SUPPLIED RECORDS |
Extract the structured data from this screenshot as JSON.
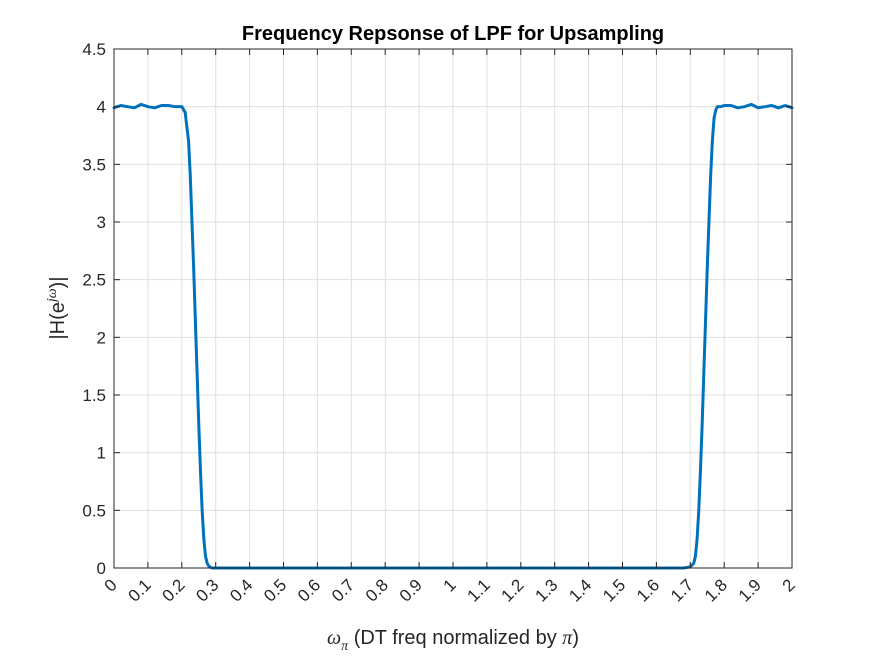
{
  "chart_data": {
    "type": "line",
    "title": "Frequency Repsonse of LPF for Upsampling",
    "xlabel": {
      "omega_symbol": "ω",
      "omega_subscript": "π",
      "text": " (DT freq normalized by ",
      "pi_symbol": "π",
      "close": ")"
    },
    "ylabel": {
      "prefix": "|H(e",
      "superscript": "jω",
      "suffix": ")|"
    },
    "xlim": [
      0,
      2
    ],
    "ylim": [
      0,
      4.5
    ],
    "x_ticks": [
      "0",
      "0.1",
      "0.2",
      "0.3",
      "0.4",
      "0.5",
      "0.6",
      "0.7",
      "0.8",
      "0.9",
      "1",
      "1.1",
      "1.2",
      "1.3",
      "1.4",
      "1.5",
      "1.6",
      "1.7",
      "1.8",
      "1.9",
      "2"
    ],
    "y_ticks": [
      "0",
      "0.5",
      "1",
      "1.5",
      "2",
      "2.5",
      "3",
      "3.5",
      "4",
      "4.5"
    ],
    "grid": true,
    "series": [
      {
        "color": "#0072BD",
        "x": [
          0,
          0.02,
          0.04,
          0.06,
          0.08,
          0.1,
          0.12,
          0.14,
          0.16,
          0.18,
          0.2,
          0.21,
          0.22,
          0.225,
          0.23,
          0.235,
          0.24,
          0.245,
          0.25,
          0.255,
          0.26,
          0.265,
          0.27,
          0.275,
          0.28,
          0.285,
          0.29,
          0.3,
          0.32,
          0.4,
          0.5,
          0.6,
          0.7,
          0.8,
          0.9,
          1.0,
          1.1,
          1.2,
          1.3,
          1.4,
          1.5,
          1.6,
          1.68,
          1.7,
          1.71,
          1.715,
          1.72,
          1.725,
          1.73,
          1.735,
          1.74,
          1.745,
          1.75,
          1.755,
          1.76,
          1.765,
          1.77,
          1.775,
          1.78,
          1.79,
          1.8,
          1.82,
          1.84,
          1.86,
          1.88,
          1.9,
          1.92,
          1.94,
          1.96,
          1.98,
          2.0
        ],
        "y": [
          3.99,
          4.01,
          4.0,
          3.99,
          4.02,
          4.0,
          3.99,
          4.01,
          4.01,
          4.0,
          4.0,
          3.95,
          3.7,
          3.4,
          3.0,
          2.6,
          2.15,
          1.7,
          1.25,
          0.85,
          0.5,
          0.25,
          0.1,
          0.04,
          0.015,
          0.005,
          0.0,
          0.0,
          0.0,
          0.0,
          0.0,
          0.0,
          0.0,
          0.0,
          0.0,
          0.0,
          0.0,
          0.0,
          0.0,
          0.0,
          0.0,
          0.0,
          0.0,
          0.01,
          0.04,
          0.1,
          0.25,
          0.5,
          0.85,
          1.25,
          1.7,
          2.15,
          2.6,
          3.0,
          3.4,
          3.7,
          3.9,
          3.97,
          4.0,
          4.0,
          4.01,
          4.01,
          3.99,
          4.0,
          4.02,
          3.99,
          4.0,
          4.01,
          3.99,
          4.01,
          3.99
        ]
      }
    ]
  }
}
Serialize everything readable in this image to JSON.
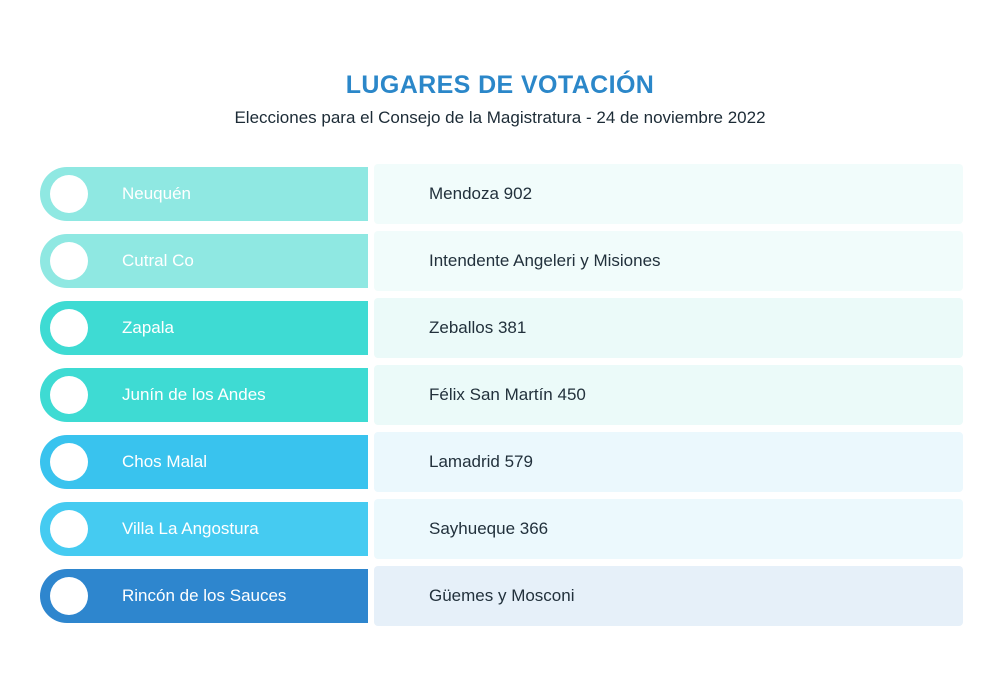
{
  "header": {
    "title": "LUGARES DE VOTACIÓN",
    "subtitle": "Elecciones para el Consejo de la Magistratura - 24 de noviembre 2022"
  },
  "colors": {
    "title_accent": "#2B87C9",
    "subtitle_text": "#1C2B36",
    "address_text": "#22313C",
    "pill_label_text": "#FFFFFF",
    "bullet_circle": "#FFFFFF"
  },
  "rows": [
    {
      "city": "Neuquén",
      "address": "Mendoza 902",
      "pill_color": "#8FE8E2",
      "band_color": "#F1FCFB"
    },
    {
      "city": "Cutral Co",
      "address": "Intendente Angeleri y Misiones",
      "pill_color": "#8FE8E2",
      "band_color": "#F1FCFB"
    },
    {
      "city": "Zapala",
      "address": "Zeballos 381",
      "pill_color": "#3EDBD3",
      "band_color": "#EBFAF9"
    },
    {
      "city": "Junín de los Andes",
      "address": "Félix San Martín 450",
      "pill_color": "#3EDBD3",
      "band_color": "#EBFAF9"
    },
    {
      "city": "Chos Malal",
      "address": "Lamadrid 579",
      "pill_color": "#39C3EE",
      "band_color": "#EBF8FD"
    },
    {
      "city": "Villa La Angostura",
      "address": "Sayhueque 366",
      "pill_color": "#45CBF1",
      "band_color": "#ECF9FD"
    },
    {
      "city": "Rincón de los Sauces",
      "address": "Güemes y Mosconi",
      "pill_color": "#2E86CE",
      "band_color": "#E6F0F9"
    }
  ]
}
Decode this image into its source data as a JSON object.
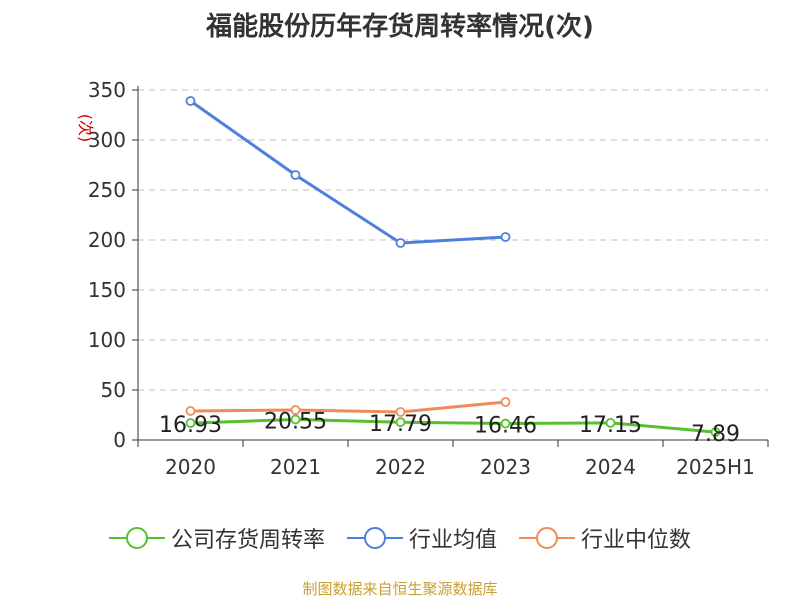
{
  "title": "福能股份历年存货周转率情况(次)",
  "source": "制图数据来自恒生聚源数据库",
  "colors": {
    "company": "#58c02e",
    "industry_avg": "#4f7fdc",
    "industry_median": "#f08c5a",
    "axis": "#333333",
    "grid": "#cccccc",
    "ylabel": "#cc0000"
  },
  "chart_data": {
    "type": "line",
    "title": "福能股份历年存货周转率情况(次)",
    "ylabel": "(次)",
    "xlabel": "",
    "categories": [
      "2020",
      "2021",
      "2022",
      "2023",
      "2024",
      "2025H1"
    ],
    "ylim": [
      0,
      350
    ],
    "yticks": [
      0,
      50,
      100,
      150,
      200,
      250,
      300,
      350
    ],
    "grid": true,
    "legend_position": "bottom",
    "series": [
      {
        "name": "公司存货周转率",
        "color": "#58c02e",
        "values": [
          16.93,
          20.55,
          17.79,
          16.46,
          17.15,
          7.89
        ],
        "data_labels": [
          "16.93",
          "20.55",
          "17.79",
          "16.46",
          "17.15",
          "7.89"
        ]
      },
      {
        "name": "行业均值",
        "color": "#4f7fdc",
        "values": [
          339,
          265,
          197,
          203,
          null,
          null
        ]
      },
      {
        "name": "行业中位数",
        "color": "#f08c5a",
        "values": [
          29,
          30,
          28,
          38,
          null,
          null
        ]
      }
    ]
  }
}
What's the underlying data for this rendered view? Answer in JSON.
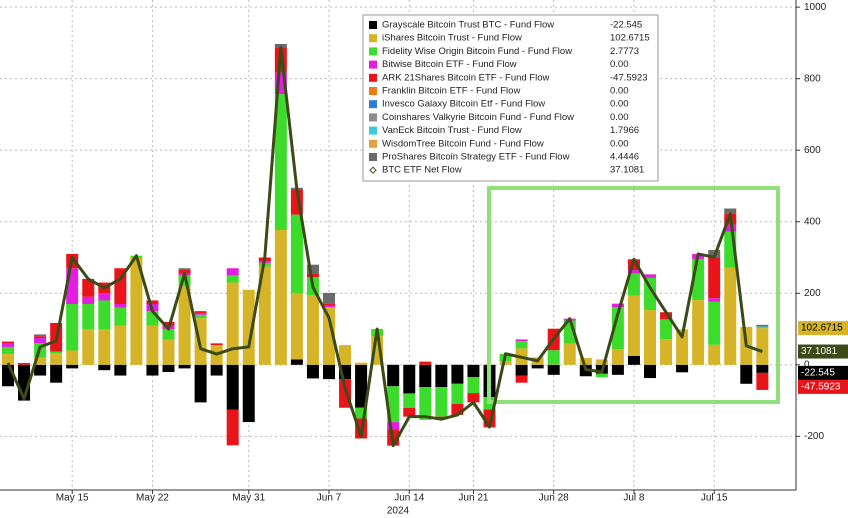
{
  "chart_data": {
    "type": "bar",
    "stacked": true,
    "xlabel": "2024",
    "categories": [
      null,
      null,
      null,
      null,
      "May 15",
      null,
      null,
      null,
      null,
      "May 22",
      null,
      null,
      null,
      null,
      null,
      "May 31",
      null,
      null,
      null,
      null,
      "Jun 7",
      null,
      null,
      null,
      null,
      "Jun 14",
      null,
      null,
      null,
      "Jun 21",
      null,
      null,
      null,
      null,
      "Jun 28",
      null,
      null,
      null,
      null,
      "Jul 8",
      null,
      null,
      null,
      null,
      "Jul 15",
      null,
      null,
      null
    ],
    "ylim": [
      -350,
      1020
    ],
    "yticks": [
      -200,
      0,
      200,
      400,
      600,
      800,
      1000
    ],
    "grid": true,
    "y_axis_side": "right",
    "legend": "top",
    "series": [
      {
        "name": "Grayscale Bitcoin Trust BTC - Fund Flow",
        "color": "#000000",
        "legend_value": "-22.545",
        "end_label": true,
        "values": [
          -60,
          -100,
          -30,
          -50,
          -10,
          0,
          -15,
          -30,
          0,
          -30,
          -20,
          -10,
          -105,
          -30,
          -125,
          -160,
          0,
          0,
          15,
          -38,
          -40,
          -40,
          -120,
          0,
          -60,
          -80,
          -62,
          -62,
          -53,
          -34,
          -90,
          0,
          -30,
          -10,
          -28,
          0,
          -32,
          -25,
          -28,
          25,
          -37,
          0,
          -21,
          0,
          0,
          0,
          -53,
          -22.545
        ]
      },
      {
        "name": "iShares Bitcoin Trust - Fund Flow",
        "color": "#d6b428",
        "legend_value": "102.6715",
        "end_label": true,
        "values": [
          30,
          0,
          20,
          32,
          40,
          100,
          100,
          110,
          300,
          110,
          70,
          220,
          130,
          55,
          230,
          210,
          275,
          377,
          185,
          195,
          161,
          55,
          6,
          80,
          0,
          0,
          0,
          0,
          0,
          0,
          1,
          10,
          46,
          21,
          1,
          59,
          19,
          15,
          44,
          168,
          153,
          72,
          99,
          181,
          56,
          272,
          106,
          102.6715
        ]
      },
      {
        "name": "Fidelity Wise Origin Bitcoin Fund - Fund Flow",
        "color": "#3ddc2c",
        "legend_value": "2.7773",
        "values": [
          20,
          0,
          40,
          5,
          130,
          70,
          80,
          50,
          5,
          40,
          30,
          30,
          10,
          0,
          20,
          0,
          10,
          380,
          220,
          50,
          0,
          0,
          -30,
          20,
          -100,
          -40,
          -92,
          -83,
          -56,
          -45,
          -35,
          21,
          20,
          0,
          40,
          65,
          0,
          -10,
          117,
          62,
          90,
          55,
          0,
          115,
          120,
          100,
          0,
          2.7773
        ]
      },
      {
        "name": "Bitwise Bitcoin ETF - Fund Flow",
        "color": "#e21ee0",
        "legend_value": "0.00",
        "values": [
          10,
          0,
          15,
          0,
          100,
          20,
          20,
          10,
          0,
          20,
          10,
          5,
          5,
          0,
          20,
          0,
          5,
          60,
          0,
          0,
          5,
          0,
          0,
          0,
          -20,
          0,
          0,
          0,
          0,
          0,
          0,
          0,
          5,
          0,
          0,
          5,
          0,
          0,
          10,
          10,
          10,
          0,
          0,
          14,
          10,
          20,
          0,
          0
        ]
      },
      {
        "name": "ARK 21Shares Bitcoin ETF - Fund Flow",
        "color": "#e8141a",
        "legend_value": "-47.5923",
        "end_label": true,
        "values": [
          5,
          5,
          5,
          80,
          40,
          50,
          30,
          100,
          0,
          10,
          10,
          10,
          5,
          5,
          -100,
          0,
          10,
          70,
          70,
          10,
          5,
          -80,
          -56,
          0,
          -46,
          -25,
          9,
          -7,
          -31,
          -26,
          -50,
          0,
          -20,
          0,
          60,
          0,
          0,
          0,
          0,
          30,
          0,
          20,
          0,
          0,
          115,
          30,
          0,
          -47.5923
        ]
      },
      {
        "name": "Franklin Bitcoin ETF - Fund Flow",
        "color": "#f07a1e",
        "legend_value": "0.00",
        "values": [
          0,
          0,
          0,
          0,
          0,
          0,
          0,
          0,
          0,
          0,
          0,
          0,
          0,
          0,
          0,
          0,
          0,
          0,
          0,
          0,
          0,
          0,
          0,
          0,
          0,
          0,
          0,
          0,
          0,
          0,
          0,
          0,
          0,
          0,
          0,
          0,
          0,
          0,
          0,
          0,
          0,
          0,
          0,
          0,
          0,
          0,
          0,
          0
        ]
      },
      {
        "name": "Invesco Galaxy Bitcoin Etf - Fund Flow",
        "color": "#2a7fd4",
        "legend_value": "0.00",
        "values": [
          0,
          0,
          0,
          0,
          0,
          0,
          0,
          0,
          0,
          0,
          0,
          0,
          0,
          0,
          0,
          0,
          0,
          0,
          0,
          0,
          0,
          0,
          0,
          0,
          0,
          0,
          0,
          0,
          0,
          0,
          0,
          0,
          0,
          0,
          0,
          0,
          0,
          0,
          0,
          0,
          0,
          0,
          0,
          0,
          0,
          0,
          0,
          0
        ]
      },
      {
        "name": "Coinshares Valkyrie Bitcoin Fund - Fund Flow",
        "color": "#8c8c8c",
        "legend_value": "0.00",
        "values": [
          0,
          0,
          0,
          0,
          0,
          0,
          0,
          0,
          0,
          0,
          0,
          0,
          0,
          0,
          0,
          0,
          0,
          0,
          0,
          0,
          0,
          0,
          0,
          0,
          0,
          0,
          0,
          0,
          0,
          0,
          0,
          0,
          0,
          0,
          0,
          0,
          0,
          0,
          0,
          0,
          0,
          0,
          0,
          0,
          0,
          0,
          0,
          0
        ]
      },
      {
        "name": "VanEck Bitcoin Trust - Fund Flow",
        "color": "#3ec8e0",
        "legend_value": "1.7966",
        "values": [
          0,
          0,
          0,
          0,
          0,
          0,
          0,
          0,
          0,
          0,
          0,
          0,
          0,
          0,
          0,
          0,
          0,
          0,
          0,
          0,
          0,
          0,
          0,
          0,
          0,
          0,
          0,
          0,
          0,
          0,
          0,
          0,
          0,
          0,
          0,
          0,
          0,
          0,
          0,
          0,
          0,
          0,
          0,
          0,
          0,
          0,
          0,
          1.7966
        ]
      },
      {
        "name": "WisdomTree Bitcoin Fund - Fund Flow",
        "color": "#e8a040",
        "legend_value": "0.00",
        "values": [
          0,
          0,
          0,
          0,
          0,
          0,
          0,
          0,
          0,
          0,
          0,
          0,
          0,
          0,
          0,
          0,
          0,
          0,
          0,
          0,
          0,
          0,
          0,
          0,
          0,
          0,
          0,
          0,
          0,
          0,
          0,
          0,
          0,
          0,
          0,
          0,
          0,
          0,
          0,
          0,
          0,
          0,
          0,
          0,
          0,
          0,
          0,
          0
        ]
      },
      {
        "name": "ProShares Bitcoin Strategy ETF - Fund Flow",
        "color": "#6a6a6a",
        "legend_value": "4.4446",
        "values": [
          0,
          0,
          5,
          0,
          0,
          0,
          0,
          0,
          0,
          0,
          0,
          5,
          0,
          0,
          0,
          0,
          0,
          10,
          5,
          25,
          30,
          0,
          0,
          0,
          0,
          0,
          0,
          0,
          0,
          0,
          0,
          0,
          0,
          0,
          0,
          0,
          0,
          0,
          0,
          0,
          0,
          0,
          0,
          0,
          20,
          15,
          0,
          4.4446
        ]
      },
      {
        "name": "BTC ETF Net Flow",
        "type": "line",
        "color": "#3b4a17",
        "legend_value": "37.1081",
        "end_label": true,
        "values": [
          5,
          -95,
          50,
          67,
          300,
          240,
          215,
          240,
          305,
          150,
          100,
          255,
          45,
          30,
          45,
          50,
          300,
          887,
          490,
          217,
          131,
          -65,
          -200,
          100,
          -226,
          -145,
          -145,
          -152,
          -140,
          -105,
          -174,
          31,
          21,
          11,
          73,
          129,
          -13,
          -20,
          143,
          295,
          216,
          147,
          78,
          310,
          301,
          422,
          53,
          37.1081
        ]
      }
    ]
  }
}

TASK | Where a line holds "type", copy it out.

OUTPUT OF THE EXERCISE |
    "type": "line",
    "type": "line",
    "type": "bar",
        "type": "line",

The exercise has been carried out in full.